Copy out again, word for word, the stretch of entries from the line containing "Patent image size: (1058, 644)." through the line containing "The validity detection".

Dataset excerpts
+===+

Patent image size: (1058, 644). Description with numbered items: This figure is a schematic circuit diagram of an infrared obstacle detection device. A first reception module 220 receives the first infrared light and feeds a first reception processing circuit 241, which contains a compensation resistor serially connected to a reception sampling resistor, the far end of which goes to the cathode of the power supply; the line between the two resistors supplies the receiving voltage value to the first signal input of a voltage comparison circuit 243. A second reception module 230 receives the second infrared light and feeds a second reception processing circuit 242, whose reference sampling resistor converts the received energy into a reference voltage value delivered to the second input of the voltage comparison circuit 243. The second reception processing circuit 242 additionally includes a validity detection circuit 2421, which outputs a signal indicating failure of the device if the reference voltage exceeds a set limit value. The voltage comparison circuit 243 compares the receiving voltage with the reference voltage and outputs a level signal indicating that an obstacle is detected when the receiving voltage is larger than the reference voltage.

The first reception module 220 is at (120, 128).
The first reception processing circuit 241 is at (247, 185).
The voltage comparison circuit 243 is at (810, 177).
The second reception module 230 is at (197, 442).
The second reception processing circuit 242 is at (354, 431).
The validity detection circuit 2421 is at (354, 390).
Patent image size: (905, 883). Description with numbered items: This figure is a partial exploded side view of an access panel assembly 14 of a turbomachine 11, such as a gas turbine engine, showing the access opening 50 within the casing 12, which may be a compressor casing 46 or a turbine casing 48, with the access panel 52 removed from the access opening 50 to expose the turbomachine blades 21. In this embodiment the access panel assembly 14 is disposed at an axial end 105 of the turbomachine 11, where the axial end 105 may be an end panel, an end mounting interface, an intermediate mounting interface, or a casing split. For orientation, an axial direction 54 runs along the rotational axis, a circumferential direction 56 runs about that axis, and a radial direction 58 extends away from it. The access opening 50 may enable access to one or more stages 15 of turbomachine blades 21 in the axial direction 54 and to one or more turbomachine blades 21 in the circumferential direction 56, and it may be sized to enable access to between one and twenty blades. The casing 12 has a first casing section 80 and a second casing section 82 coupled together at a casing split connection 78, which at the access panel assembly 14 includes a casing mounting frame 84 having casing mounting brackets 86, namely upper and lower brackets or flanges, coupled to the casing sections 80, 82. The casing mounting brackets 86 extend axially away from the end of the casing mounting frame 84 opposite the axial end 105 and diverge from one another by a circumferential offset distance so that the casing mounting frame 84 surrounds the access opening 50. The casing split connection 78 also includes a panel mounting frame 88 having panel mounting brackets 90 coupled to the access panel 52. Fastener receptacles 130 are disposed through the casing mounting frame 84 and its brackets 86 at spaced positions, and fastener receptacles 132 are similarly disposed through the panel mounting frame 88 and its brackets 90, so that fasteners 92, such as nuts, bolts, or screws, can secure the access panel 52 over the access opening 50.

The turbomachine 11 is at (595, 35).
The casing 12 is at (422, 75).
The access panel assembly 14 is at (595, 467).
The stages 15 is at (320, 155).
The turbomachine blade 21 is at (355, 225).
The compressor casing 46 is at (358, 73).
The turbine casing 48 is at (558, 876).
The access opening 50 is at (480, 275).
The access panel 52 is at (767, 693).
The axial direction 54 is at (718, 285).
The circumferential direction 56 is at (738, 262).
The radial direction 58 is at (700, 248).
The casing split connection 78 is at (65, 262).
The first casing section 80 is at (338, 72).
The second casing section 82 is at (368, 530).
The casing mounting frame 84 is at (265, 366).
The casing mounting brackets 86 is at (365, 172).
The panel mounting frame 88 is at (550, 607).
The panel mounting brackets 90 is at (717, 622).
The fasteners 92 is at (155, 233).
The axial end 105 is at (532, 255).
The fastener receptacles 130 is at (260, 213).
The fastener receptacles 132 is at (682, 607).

+===+

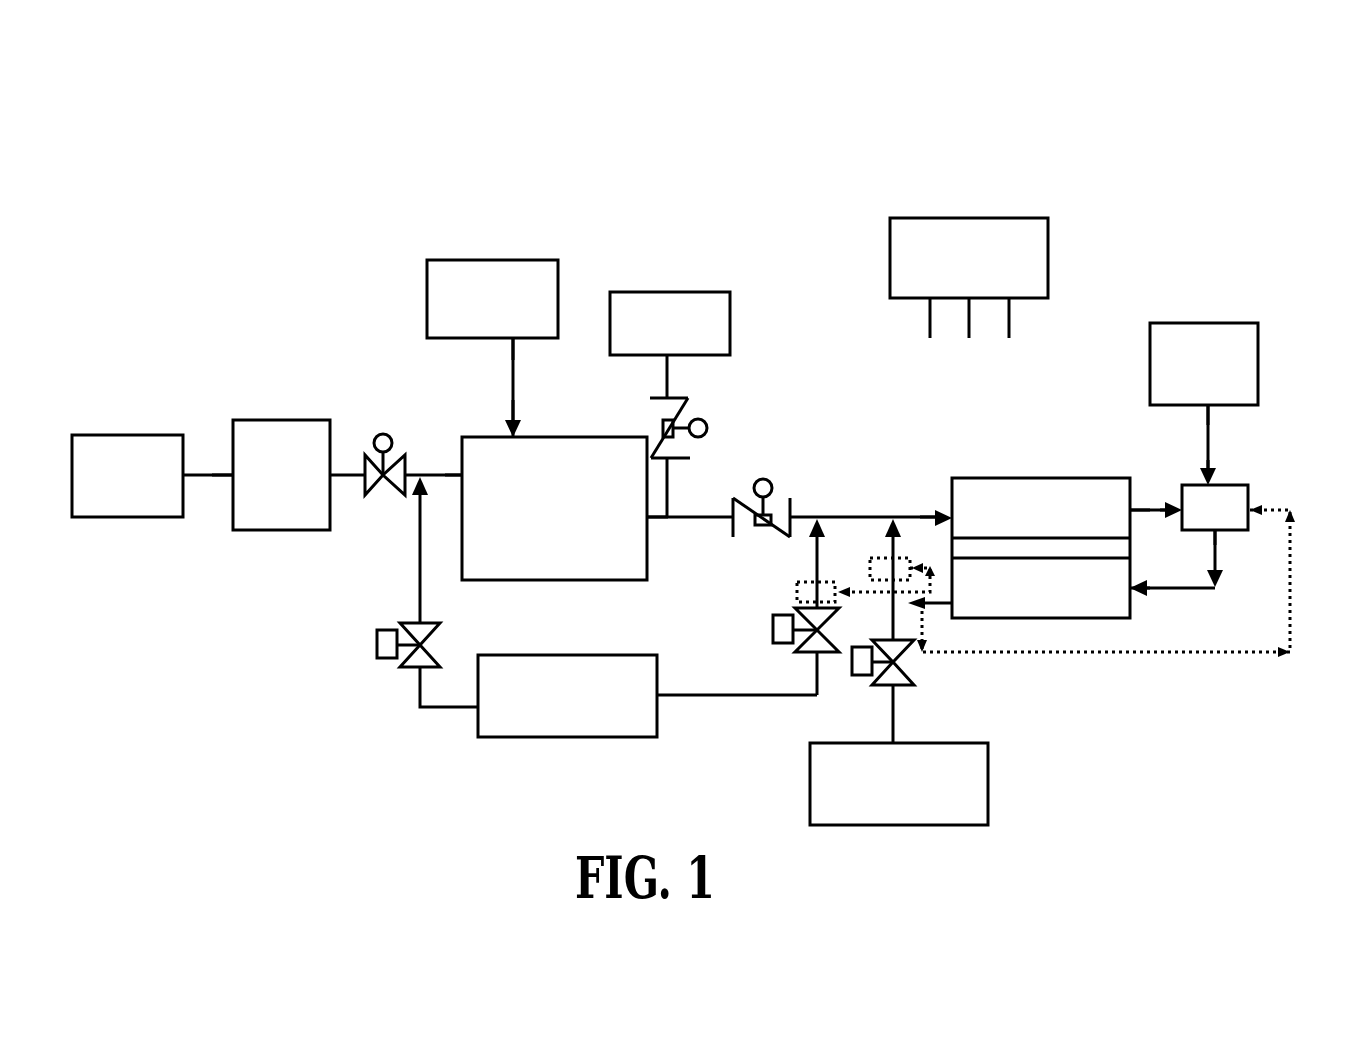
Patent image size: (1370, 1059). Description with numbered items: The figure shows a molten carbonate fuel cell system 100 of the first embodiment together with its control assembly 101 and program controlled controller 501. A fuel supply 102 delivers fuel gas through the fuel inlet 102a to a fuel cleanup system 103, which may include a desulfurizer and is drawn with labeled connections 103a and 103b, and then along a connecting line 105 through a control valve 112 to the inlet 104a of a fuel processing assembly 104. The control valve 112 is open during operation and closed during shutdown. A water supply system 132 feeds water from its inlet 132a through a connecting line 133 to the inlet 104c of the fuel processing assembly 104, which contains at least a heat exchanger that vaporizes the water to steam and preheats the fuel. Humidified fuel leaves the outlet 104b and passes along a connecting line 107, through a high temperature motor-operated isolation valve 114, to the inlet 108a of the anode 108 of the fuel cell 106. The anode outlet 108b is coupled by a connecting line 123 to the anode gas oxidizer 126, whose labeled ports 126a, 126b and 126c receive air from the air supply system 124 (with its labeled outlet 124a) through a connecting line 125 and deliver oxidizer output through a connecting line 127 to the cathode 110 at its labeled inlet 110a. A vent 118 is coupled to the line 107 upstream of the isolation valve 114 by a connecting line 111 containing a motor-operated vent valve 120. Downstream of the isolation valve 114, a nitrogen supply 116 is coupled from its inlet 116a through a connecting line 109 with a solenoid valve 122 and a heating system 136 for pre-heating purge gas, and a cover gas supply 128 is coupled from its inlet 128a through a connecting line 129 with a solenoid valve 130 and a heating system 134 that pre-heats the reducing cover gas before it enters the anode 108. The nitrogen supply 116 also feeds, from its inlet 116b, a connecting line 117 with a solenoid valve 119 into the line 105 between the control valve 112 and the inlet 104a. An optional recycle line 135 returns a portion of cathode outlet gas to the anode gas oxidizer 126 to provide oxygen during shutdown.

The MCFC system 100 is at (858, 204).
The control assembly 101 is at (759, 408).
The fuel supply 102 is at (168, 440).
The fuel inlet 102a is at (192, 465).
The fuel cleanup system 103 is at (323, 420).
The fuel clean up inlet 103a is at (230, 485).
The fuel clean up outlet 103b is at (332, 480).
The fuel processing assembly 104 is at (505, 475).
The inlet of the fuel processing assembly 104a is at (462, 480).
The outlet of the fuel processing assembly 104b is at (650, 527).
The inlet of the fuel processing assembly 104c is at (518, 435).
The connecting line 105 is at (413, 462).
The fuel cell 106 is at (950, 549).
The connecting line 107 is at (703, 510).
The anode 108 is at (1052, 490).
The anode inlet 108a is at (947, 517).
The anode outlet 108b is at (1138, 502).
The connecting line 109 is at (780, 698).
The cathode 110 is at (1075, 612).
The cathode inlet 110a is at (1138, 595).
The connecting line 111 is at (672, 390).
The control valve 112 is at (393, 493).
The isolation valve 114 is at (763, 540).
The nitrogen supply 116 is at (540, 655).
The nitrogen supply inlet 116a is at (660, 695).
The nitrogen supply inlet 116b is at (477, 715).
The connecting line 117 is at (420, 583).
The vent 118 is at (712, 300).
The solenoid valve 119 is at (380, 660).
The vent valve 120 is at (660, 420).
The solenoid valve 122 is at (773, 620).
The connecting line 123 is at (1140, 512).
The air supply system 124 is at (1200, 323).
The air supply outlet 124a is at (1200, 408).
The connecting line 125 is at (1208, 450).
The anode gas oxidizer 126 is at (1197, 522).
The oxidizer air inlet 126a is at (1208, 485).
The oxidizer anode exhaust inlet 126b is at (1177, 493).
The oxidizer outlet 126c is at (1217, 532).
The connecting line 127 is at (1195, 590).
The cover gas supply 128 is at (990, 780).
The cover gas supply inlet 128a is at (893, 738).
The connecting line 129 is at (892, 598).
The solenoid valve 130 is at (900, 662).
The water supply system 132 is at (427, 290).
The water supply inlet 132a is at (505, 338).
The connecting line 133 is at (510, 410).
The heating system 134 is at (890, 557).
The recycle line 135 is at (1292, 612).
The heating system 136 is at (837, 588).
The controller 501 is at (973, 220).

+===+

■ **EXERCISE SOLUTION**:
Patent image size: (1058, 644). Description with numbered items: This figure is a schematic circuit diagram of an infrared obstacle detection device. A first reception module 220 receives the first infrared light and feeds a first reception processing circuit 241, which contains a compensation resistor serially connected to a reception sampling resistor, the far end of which goes to the cathode of the power supply; the line between the two resistors supplies the receiving voltage value to the first signal input of a voltage comparison circuit 243. A second reception module 230 receives the second infrared light and feeds a second reception processing circuit 242, whose reference sampling resistor converts the received energy into a reference voltage value delivered to the second input of the voltage comparison circuit 243. The second reception processing circuit 242 additionally includes a validity detection circuit 2421, which outputs a signal indicating failure of the device if the reference voltage exceeds a set limit value. The voltage comparison circuit 243 compares the receiving voltage with the reference voltage and outputs a level signal indicating that an obstacle is detected when the receiving voltage is larger than the reference voltage.

The first reception module 220 is at (120, 128).
The first reception processing circuit 241 is at (247, 185).
The voltage comparison circuit 243 is at (810, 177).
The second reception module 230 is at (197, 442).
The second reception processing circuit 242 is at (354, 431).
The validity detection circuit 2421 is at (354, 390).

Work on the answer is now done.